[Exercícios]
1: Segundo o excerto sobre o jornal Almadense, desde quando está a funcionar o Almada Online?
2: Extrai todas as linhas que contêm a cadeia "number", distinguindo maiúsculas de minúsculas.

[Excerto do documento]

================

Do pontal de Cacilhas, Maria observa Almada, o austero farol vermelho e o céu cinza como companhias, a monocromia de uma típica tarde invernosa cortada por um vistoso arco-íris. A fotografia, para além do registo da personagem desta matéria, o retrato da semiologia de uma vida, da mulher que apesar dos tempos sombrios para o jornalismo ainda é capaz de perceber as cores de uma profissão.
Maria João Morais é a diretora, jornalista, fotógrafa e ainda a responsável por administrar o site e as redes sociais do Almadense, o jornal que há três anos alterou o cenário jornalístico em Almada, um município que apesar dos cerca de 177 mil habitantes espalhados pelos 70 mil quilómetros quadrados, à época não tinha um órgão de comunicação social a dedicar-se exclusivamente em contar as suas histórias.
Uma experiência tão bem sucedida que inspirou outras iniciativas, como a do recente Almada Online, a funcionar desde agosto do ano passado.

================

[Linhas de dados]
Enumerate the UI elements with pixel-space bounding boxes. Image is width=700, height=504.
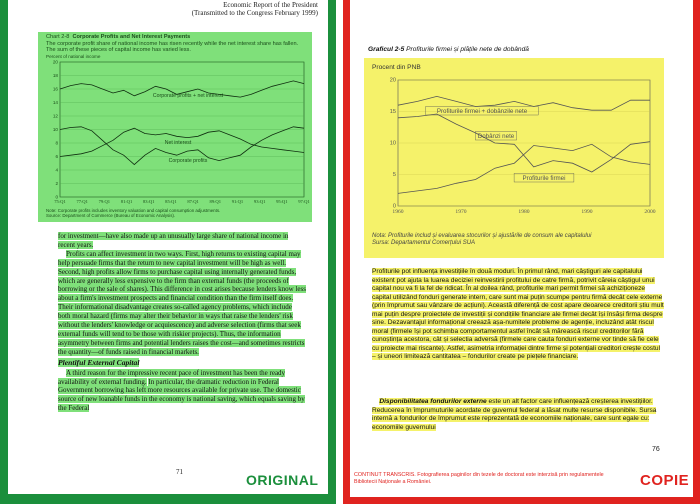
report-title: Economic Report of the President [223,1,318,9]
x-tick-label: 83:Q1 [142,199,155,205]
original-panel [0,0,336,504]
y-tick-label: 12 [52,113,58,119]
original-chart-source: Source: Department of Commerce (Bureau of Economic Analysis). [46,213,176,219]
original-para-1 [58,232,306,250]
copy-para-2-bold: Disponibilitatea fondurilor externe [379,398,487,405]
y-tick-label: 16 [52,86,58,92]
y-tick-label: 0 [55,194,58,200]
x-tick-label: 85:Q1 [165,199,177,205]
y-tick-label: 10 [389,140,396,147]
copy-chart [364,58,664,258]
x-tick-label: 1970 [455,209,467,216]
original-para-2-text: Profits can affect investment in two ways. First, high returns to existing capital may help persuade firms that the return to new capital investment will be high as well. Second, high profits allow firms to purchase capital using internally generated funds, which are generally less expensive to the firm than external funds (the proceeds of borrowing or the sale of shares). This difference in cost arises because lenders know less about a firm's investment prospects and financial condition than the firm itself does. Their informational disadvantage creates so-called agency problems, which include both moral hazard (firms may alter their behavior in ways that raise the lenders' risk without the lenders' knowledge or acquiescence) and adverse selection (firms that seek external funds will tend to be those with riskier projects). Thus, the information asymmetry between firms and potential lenders raises the cost—and sometimes restricts the quantity—of funds raised in financial markets. [58,249,306,356]
original-para-2 [58,250,306,357]
series-line-1 [398,144,650,193]
copy-para-1-text: Profiturile pot influența investițiile în două moduri. În primul rând, mari câștiguri ale capitalului existent pot ajuta la luarea deciziei reinvestirii profitului de catre firmă, potrivit căreia câștigul unui capital nou va fi la fel de ridicat. În al doilea rând, profiturile mari permit firmei să achiziționeze capital utilizând fonduri generate intern, care sunt mai puțin scumpe pentru firmă decât cele externe (prin împrumut sau vânzare de acțiuni). Această diferență de cost apare deoarece creditorii știu mult mai puțin despre proiectele de investiții și condițiile financiare ale firmei decât își însăși firma despre sine. Dezavantajul informațional creează așa-numitele probleme de agenție, incluzând atât riscul moral (firmele își pot schimba comportamentul astfel încât să mărească riscul creditorilor fără cunoștința acestora, cât și selectia adversă (firmele care cauta fonduri externe vor tinde să fie cele cu proiecte mai riscante). Astfel, asimetria informației dintre firme și potențiali creditori crește costul – și uneori limitează cantitatea – fondurilor create pe piețele financiare. [372,268,664,360]
copy-para-2-wrap [372,398,656,431]
report-header [192,1,318,17]
x-tick-label: 2000 [644,209,656,216]
copy-para-2 [372,398,664,432]
report-subtitle: (Transmitted to the Congress February 1999) [191,9,318,17]
x-tick-label: 95:Q1 [276,199,288,205]
x-tick-label: 1980 [518,209,530,216]
original-subheading-text: Plentiful External Capital [58,357,140,367]
original-chart-note [46,208,308,218]
original-para-3a-text: A third reason for the impressive recent pace of investment has been the ready availability of external funding. [58,368,286,386]
copy-line-chart [364,58,664,258]
original-page-number: 71 [176,468,183,476]
copy-chart-note [372,233,660,247]
x-tick-label: 77:Q1 [76,199,88,205]
y-tick-label: 10 [52,127,58,132]
original-chart-heading: Corporate Profits and Net Interest Payments [72,34,191,40]
x-tick-label: 1960 [392,209,404,216]
y-tick-label: 4 [55,167,58,173]
x-tick-label: 75:Q1 [54,199,66,205]
series-label: Profiturile firmei [522,175,566,182]
copy-chart-label: Graficul 2-5 [368,46,405,53]
copy-panel [343,0,700,504]
x-tick-label: 1990 [581,209,593,216]
y-tick-label: 5 [392,172,396,178]
original-chart-unit: Percent of national income [46,54,101,59]
copy-chart-title [368,46,529,53]
original-chart-subtitle: The corporate profit share of national income has risen recently while the net interest share has fallen. The sum of these pieces of capital income has varied less. [46,40,299,53]
y-tick-label: 8 [55,140,58,146]
original-chart [38,32,312,222]
y-tick-label: 14 [52,100,58,105]
copy-page-number: 76 [652,446,660,453]
x-tick-label: 87:Q1 [187,199,199,205]
original-para-3b-text: In particular, the dramatic reduction in Federal Government borrowing has left more resources available for private use. The domestic source of new loanable funds in the economy is national saving, which equals saving by the Federal [58,377,305,413]
original-chart-note-1: Note: Corporate profits includes inventory valuation and capital consumption adjustments. [46,208,221,213]
y-tick-label: 20 [52,59,58,65]
original-subheading [58,359,306,368]
panel-divider [336,0,343,504]
x-tick-label: 79:Q1 [98,199,111,205]
original-para-1-text: for investment—have also made up an unusually large share of national income in recent years. [58,232,289,249]
x-tick-label: 91:Q1 [231,199,244,205]
original-chart-label: Chart 2-8 [46,34,70,40]
copy-page [350,0,693,497]
original-body [58,232,306,413]
copy-stamp: COPIE [640,472,690,489]
y-tick-label: 2 [55,181,58,186]
series-label: Corporate profits + net interest [152,93,224,99]
series-label: Profiturile firmei + dobânzile nete [436,108,528,115]
x-tick-label: 89:Q1 [209,199,222,205]
copy-para-2-text: este un alt factor care influențează creșterea investițiilor. Reducerea în împrumuturile acordate de guvernul federal a lăsat multe resurse disponibile. Sursa internă a fondurilor de împrumut este reprezentată de economiile naționale, care sunt egale cu: economiile guvernului [372,398,657,431]
original-page [8,0,328,494]
copy-chart-unit: Procent din PNB [372,64,421,71]
copy-chart-source: Sursa: Departamentul Comerțului SUA [372,240,476,247]
copy-chart-heading: Profiturile firmei și plățile nete de dobândă [406,46,529,53]
y-tick-label: 18 [52,73,58,78]
copy-para-1 [372,268,664,362]
series-label: Corporate profits [168,158,208,164]
y-tick-label: 6 [55,154,58,159]
series-label: Net interest [164,140,192,146]
x-tick-label: 97:Q1 [298,199,310,205]
x-tick-label: 81:Q1 [120,199,133,205]
y-tick-label: 20 [389,77,396,84]
original-stamp: ORIGINAL [246,472,319,488]
original-para-3 [58,369,306,414]
y-tick-label: 15 [389,109,396,115]
series-label: Dobânzi nete [477,133,515,140]
original-line-chart [38,32,312,222]
copy-chart-note-1: Nota: Profiturile includ și evaluarea stocurilor și ajustările de consum ale capitalului [372,233,592,239]
copy-footer: CONTINUT TRANSCRIS. Fotografierea paginilor din tezele de doctorat este interzisă prin regulamentele Bibliotecii Naționale a României. [354,472,604,485]
y-tick-label: 0 [392,203,396,210]
x-tick-label: 93:Q1 [253,199,266,205]
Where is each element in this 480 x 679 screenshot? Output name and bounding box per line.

================

[Resultados por tarefa]
1: Desde agosto do ano passado.

2:
original-page-number: 71 [176,468,183,476]
copy-page-number: 76 [652,446,660,453]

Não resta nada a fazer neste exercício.